*Short exercise:* Go through the data below and gather each line containing "name".

*Record extracts:*
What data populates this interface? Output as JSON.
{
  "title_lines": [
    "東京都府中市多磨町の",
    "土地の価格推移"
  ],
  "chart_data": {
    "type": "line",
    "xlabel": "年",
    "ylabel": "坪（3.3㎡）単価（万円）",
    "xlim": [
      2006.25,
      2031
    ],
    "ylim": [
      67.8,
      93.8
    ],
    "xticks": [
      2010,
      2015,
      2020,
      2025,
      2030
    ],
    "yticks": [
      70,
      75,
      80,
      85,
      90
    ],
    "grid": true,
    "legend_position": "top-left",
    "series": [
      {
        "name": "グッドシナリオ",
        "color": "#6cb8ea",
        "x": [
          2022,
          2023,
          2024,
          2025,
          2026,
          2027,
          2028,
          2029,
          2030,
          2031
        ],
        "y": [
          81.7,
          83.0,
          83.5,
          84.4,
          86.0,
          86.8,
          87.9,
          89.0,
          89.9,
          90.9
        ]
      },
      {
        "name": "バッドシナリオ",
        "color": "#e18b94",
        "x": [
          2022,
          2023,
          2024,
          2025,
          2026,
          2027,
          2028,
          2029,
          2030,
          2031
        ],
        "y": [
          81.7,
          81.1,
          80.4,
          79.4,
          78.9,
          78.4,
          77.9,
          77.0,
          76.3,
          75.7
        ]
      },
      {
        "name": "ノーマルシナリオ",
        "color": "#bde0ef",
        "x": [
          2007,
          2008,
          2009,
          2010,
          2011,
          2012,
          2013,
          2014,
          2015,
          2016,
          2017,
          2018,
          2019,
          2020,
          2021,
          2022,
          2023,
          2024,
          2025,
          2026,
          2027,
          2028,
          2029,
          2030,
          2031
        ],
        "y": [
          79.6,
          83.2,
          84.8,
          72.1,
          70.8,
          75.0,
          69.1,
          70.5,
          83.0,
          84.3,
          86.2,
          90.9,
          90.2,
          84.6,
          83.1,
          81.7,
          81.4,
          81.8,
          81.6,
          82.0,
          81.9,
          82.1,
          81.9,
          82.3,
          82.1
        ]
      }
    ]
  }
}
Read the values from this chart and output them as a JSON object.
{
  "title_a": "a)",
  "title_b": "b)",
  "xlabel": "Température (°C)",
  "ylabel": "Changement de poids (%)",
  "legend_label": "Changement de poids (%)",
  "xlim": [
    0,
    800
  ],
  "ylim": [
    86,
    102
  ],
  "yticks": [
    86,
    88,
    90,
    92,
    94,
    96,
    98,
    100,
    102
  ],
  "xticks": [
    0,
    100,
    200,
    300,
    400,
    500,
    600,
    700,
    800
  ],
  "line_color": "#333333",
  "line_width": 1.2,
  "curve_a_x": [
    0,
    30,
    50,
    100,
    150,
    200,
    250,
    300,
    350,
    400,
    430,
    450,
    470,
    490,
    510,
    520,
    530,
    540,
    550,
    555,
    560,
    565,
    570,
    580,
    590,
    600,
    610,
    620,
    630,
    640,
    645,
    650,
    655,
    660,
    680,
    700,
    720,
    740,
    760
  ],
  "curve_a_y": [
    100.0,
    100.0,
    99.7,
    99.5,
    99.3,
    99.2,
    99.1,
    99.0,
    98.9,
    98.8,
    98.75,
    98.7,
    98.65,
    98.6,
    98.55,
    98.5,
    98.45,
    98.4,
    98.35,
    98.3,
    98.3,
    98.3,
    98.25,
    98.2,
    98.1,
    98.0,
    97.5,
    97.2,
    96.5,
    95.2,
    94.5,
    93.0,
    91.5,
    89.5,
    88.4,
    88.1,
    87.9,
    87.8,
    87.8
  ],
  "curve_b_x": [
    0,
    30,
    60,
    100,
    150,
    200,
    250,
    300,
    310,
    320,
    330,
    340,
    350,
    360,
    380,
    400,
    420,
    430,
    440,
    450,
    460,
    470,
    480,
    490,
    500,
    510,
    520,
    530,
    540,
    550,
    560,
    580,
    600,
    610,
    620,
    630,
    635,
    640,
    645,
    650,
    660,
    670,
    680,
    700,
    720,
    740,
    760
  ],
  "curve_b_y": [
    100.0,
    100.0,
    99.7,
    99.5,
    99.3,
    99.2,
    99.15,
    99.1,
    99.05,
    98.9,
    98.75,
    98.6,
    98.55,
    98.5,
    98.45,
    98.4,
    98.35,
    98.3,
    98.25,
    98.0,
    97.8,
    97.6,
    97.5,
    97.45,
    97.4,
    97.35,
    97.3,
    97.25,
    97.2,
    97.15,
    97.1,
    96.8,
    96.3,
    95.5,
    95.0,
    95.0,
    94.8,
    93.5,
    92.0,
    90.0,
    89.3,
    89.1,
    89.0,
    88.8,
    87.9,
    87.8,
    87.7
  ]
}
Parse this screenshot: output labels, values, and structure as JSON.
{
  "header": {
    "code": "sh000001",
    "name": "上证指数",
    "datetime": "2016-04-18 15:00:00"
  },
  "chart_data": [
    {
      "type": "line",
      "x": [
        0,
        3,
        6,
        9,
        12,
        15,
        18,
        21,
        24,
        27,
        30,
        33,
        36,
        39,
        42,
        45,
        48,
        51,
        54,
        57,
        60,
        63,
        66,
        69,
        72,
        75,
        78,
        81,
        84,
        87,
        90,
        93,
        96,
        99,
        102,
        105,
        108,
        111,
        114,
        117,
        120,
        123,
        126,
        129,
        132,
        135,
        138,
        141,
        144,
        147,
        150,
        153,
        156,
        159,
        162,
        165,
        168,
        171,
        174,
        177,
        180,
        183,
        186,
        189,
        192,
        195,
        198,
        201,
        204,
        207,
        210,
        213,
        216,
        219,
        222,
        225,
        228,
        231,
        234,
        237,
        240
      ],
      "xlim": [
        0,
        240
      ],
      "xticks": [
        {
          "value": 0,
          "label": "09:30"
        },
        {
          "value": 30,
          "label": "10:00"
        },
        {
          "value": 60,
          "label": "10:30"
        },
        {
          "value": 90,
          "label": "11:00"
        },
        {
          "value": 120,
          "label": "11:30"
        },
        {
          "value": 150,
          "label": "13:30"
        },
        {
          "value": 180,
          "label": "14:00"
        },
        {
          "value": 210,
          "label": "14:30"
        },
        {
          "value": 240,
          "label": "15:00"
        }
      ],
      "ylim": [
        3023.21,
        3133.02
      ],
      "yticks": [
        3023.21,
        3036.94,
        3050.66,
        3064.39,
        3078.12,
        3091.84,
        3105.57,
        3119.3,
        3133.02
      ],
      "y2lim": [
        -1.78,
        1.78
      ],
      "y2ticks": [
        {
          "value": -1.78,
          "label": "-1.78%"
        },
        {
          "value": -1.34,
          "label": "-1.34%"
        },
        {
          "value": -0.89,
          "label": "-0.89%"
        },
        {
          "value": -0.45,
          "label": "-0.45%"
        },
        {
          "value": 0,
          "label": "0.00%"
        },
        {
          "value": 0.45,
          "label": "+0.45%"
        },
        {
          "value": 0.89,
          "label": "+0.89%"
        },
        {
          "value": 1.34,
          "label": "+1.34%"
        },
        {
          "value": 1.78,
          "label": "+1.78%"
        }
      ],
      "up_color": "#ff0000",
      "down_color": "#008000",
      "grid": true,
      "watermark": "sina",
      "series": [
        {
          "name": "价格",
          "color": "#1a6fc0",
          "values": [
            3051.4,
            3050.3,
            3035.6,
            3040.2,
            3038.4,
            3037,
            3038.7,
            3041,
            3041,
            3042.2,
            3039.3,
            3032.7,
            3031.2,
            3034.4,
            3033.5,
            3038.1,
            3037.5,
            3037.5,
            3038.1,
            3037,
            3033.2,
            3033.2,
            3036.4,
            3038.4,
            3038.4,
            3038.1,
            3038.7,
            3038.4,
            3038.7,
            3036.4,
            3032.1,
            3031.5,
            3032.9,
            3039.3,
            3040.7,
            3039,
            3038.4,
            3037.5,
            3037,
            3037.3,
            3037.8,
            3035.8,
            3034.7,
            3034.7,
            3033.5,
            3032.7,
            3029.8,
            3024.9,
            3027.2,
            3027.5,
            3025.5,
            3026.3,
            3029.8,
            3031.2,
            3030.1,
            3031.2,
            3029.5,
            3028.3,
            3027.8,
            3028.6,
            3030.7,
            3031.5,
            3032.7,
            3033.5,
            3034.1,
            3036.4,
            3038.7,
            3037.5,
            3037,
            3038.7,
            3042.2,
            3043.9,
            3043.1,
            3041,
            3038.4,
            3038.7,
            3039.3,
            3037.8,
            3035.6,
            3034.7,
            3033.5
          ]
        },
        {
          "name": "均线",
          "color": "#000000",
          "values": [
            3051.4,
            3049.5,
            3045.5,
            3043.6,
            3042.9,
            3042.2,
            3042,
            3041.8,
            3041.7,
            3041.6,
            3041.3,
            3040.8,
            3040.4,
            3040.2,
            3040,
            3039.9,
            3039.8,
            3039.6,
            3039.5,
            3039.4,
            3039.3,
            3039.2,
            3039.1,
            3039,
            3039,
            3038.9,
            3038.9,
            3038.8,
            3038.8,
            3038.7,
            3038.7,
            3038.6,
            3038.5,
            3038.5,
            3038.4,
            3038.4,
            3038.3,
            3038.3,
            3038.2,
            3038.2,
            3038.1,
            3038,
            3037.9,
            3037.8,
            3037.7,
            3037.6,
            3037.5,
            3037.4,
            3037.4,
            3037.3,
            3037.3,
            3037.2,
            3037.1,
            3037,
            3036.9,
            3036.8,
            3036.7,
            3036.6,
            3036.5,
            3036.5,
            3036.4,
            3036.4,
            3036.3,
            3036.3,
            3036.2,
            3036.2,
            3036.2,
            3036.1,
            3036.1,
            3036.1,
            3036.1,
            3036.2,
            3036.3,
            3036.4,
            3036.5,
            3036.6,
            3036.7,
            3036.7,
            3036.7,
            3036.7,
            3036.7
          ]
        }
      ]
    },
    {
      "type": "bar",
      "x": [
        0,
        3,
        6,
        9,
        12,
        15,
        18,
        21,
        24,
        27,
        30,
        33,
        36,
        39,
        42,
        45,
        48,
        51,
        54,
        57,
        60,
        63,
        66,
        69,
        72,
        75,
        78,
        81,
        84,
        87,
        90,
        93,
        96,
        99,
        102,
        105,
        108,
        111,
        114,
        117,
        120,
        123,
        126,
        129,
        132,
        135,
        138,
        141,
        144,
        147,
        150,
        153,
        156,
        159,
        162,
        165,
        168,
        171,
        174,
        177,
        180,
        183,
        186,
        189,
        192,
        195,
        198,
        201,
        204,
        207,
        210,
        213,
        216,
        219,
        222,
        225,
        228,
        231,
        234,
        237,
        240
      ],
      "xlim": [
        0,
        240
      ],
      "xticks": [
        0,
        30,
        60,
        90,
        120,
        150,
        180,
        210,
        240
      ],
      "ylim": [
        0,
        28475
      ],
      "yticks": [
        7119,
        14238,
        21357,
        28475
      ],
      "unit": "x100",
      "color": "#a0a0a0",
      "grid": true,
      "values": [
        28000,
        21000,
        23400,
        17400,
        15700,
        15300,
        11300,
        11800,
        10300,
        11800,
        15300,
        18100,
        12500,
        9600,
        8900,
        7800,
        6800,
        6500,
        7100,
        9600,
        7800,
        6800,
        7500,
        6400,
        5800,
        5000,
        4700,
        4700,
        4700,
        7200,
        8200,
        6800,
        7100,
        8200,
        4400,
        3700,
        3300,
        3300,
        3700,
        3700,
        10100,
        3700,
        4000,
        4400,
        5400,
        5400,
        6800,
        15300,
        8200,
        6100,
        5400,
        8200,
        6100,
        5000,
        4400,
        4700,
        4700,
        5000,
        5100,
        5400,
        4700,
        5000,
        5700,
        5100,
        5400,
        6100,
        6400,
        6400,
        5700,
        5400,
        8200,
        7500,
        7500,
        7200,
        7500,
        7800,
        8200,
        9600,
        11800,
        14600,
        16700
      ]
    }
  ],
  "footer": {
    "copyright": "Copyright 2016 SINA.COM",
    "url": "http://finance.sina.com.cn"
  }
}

*Solution to the exercise:*
        "name": "グッドシナリオ",
        "name": "バッドシナリオ",
        "name": "ノーマルシナリオ",
    "name": "上证指数",
          "name": "价格",
          "name": "均线",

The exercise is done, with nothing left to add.